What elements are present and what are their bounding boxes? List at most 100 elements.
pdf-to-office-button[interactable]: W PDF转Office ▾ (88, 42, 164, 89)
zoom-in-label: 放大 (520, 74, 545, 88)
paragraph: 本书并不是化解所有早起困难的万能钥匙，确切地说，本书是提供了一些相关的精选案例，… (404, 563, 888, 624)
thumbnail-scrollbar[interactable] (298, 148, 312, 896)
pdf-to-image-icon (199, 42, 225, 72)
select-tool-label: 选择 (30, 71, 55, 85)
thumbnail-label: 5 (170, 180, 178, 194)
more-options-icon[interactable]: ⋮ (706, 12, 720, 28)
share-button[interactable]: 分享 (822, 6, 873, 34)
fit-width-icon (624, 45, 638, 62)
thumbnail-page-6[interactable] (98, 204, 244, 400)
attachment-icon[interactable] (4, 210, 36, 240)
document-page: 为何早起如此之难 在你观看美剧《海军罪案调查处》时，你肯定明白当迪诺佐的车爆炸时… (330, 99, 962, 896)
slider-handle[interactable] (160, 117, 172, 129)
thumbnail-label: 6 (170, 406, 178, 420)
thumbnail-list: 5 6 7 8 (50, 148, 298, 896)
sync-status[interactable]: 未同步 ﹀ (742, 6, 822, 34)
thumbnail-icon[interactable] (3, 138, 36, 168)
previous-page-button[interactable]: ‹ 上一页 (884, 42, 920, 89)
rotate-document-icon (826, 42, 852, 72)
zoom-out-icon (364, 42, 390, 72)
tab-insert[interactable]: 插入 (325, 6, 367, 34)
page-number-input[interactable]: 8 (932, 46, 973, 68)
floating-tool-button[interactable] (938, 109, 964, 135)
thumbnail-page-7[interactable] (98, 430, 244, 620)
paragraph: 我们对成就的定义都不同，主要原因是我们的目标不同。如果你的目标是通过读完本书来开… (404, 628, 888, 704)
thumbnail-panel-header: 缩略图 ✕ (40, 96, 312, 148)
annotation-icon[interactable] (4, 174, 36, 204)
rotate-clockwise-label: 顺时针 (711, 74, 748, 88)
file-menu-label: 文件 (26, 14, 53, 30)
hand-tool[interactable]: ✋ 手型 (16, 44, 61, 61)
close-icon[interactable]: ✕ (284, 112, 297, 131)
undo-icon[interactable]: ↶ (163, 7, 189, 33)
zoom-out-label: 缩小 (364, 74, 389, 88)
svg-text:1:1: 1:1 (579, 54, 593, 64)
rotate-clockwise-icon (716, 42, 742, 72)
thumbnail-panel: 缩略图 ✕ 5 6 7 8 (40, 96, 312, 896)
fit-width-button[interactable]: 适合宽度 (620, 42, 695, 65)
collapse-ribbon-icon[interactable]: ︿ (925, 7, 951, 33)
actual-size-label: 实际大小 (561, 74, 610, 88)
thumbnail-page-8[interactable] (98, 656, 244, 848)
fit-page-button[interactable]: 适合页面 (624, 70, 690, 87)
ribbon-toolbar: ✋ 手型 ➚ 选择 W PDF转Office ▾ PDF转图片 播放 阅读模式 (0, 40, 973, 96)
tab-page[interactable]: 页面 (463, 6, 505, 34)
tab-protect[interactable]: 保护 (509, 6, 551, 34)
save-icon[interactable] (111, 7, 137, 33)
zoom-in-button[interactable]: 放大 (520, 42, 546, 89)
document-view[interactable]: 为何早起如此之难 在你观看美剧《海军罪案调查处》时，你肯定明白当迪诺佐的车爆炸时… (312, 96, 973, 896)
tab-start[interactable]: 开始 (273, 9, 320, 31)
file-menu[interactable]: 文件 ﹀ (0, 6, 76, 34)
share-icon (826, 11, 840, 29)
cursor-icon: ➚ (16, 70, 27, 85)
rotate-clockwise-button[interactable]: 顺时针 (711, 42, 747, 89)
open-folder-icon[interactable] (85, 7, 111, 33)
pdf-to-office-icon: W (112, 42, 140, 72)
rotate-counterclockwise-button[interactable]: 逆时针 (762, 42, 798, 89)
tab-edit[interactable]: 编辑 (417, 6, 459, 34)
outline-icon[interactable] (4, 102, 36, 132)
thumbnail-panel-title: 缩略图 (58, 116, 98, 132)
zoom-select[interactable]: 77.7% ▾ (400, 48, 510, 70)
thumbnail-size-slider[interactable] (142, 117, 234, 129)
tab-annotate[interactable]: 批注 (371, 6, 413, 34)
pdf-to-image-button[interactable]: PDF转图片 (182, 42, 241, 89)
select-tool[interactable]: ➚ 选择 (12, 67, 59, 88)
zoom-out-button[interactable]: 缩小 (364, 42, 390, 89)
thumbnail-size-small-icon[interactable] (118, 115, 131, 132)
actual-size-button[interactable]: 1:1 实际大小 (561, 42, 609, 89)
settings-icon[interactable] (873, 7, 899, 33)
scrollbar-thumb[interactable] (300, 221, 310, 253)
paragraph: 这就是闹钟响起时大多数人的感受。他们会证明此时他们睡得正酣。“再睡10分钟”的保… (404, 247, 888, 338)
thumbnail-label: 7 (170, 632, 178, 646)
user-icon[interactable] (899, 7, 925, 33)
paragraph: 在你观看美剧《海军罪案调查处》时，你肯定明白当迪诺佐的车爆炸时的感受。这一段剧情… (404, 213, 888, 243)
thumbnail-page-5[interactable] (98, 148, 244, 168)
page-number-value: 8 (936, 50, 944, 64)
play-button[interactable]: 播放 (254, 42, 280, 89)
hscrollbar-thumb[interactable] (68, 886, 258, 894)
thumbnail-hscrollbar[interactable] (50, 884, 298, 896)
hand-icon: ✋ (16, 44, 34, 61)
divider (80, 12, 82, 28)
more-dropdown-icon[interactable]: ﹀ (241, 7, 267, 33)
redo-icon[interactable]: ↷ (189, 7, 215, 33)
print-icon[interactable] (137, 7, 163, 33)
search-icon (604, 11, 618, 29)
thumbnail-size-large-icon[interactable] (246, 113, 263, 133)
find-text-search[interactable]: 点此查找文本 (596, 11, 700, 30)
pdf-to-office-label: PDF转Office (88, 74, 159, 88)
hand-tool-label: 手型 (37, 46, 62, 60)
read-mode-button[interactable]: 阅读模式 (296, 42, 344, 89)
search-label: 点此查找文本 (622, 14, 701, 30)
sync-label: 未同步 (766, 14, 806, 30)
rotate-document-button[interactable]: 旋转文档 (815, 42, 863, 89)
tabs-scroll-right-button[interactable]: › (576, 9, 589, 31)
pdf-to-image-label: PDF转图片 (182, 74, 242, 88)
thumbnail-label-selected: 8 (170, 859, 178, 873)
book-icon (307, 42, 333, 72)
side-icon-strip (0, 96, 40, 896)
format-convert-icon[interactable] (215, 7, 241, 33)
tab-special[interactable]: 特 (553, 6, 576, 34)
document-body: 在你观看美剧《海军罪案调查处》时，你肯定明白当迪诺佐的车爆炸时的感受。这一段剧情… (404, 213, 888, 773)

_What you are asked to do:_
Copy the items word for word, starting at the first line and ending with the line that contains "zoom-out-icon (364, 42, 390, 72)", including both.

_Response below:_
What elements are present and what are their bounding boxes? List at most 100 elements.
pdf-to-office-button[interactable]: W PDF转Office ▾ (88, 42, 164, 89)
zoom-in-label: 放大 (520, 74, 545, 88)
paragraph: 本书并不是化解所有早起困难的万能钥匙，确切地说，本书是提供了一些相关的精选案例，… (404, 563, 888, 624)
thumbnail-scrollbar[interactable] (298, 148, 312, 896)
pdf-to-image-icon (199, 42, 225, 72)
select-tool-label: 选择 (30, 71, 55, 85)
thumbnail-label: 5 (170, 180, 178, 194)
more-options-icon[interactable]: ⋮ (706, 12, 720, 28)
share-button[interactable]: 分享 (822, 6, 873, 34)
fit-width-icon (624, 45, 638, 62)
thumbnail-page-6[interactable] (98, 204, 244, 400)
attachment-icon[interactable] (4, 210, 36, 240)
document-page: 为何早起如此之难 在你观看美剧《海军罪案调查处》时，你肯定明白当迪诺佐的车爆炸时… (330, 99, 962, 896)
slider-handle[interactable] (160, 117, 172, 129)
thumbnail-label: 6 (170, 406, 178, 420)
thumbnail-list: 5 6 7 8 (50, 148, 298, 896)
sync-status[interactable]: 未同步 ﹀ (742, 6, 822, 34)
thumbnail-icon[interactable] (3, 138, 36, 168)
previous-page-button[interactable]: ‹ 上一页 (884, 42, 920, 89)
rotate-document-icon (826, 42, 852, 72)
zoom-out-icon (364, 42, 390, 72)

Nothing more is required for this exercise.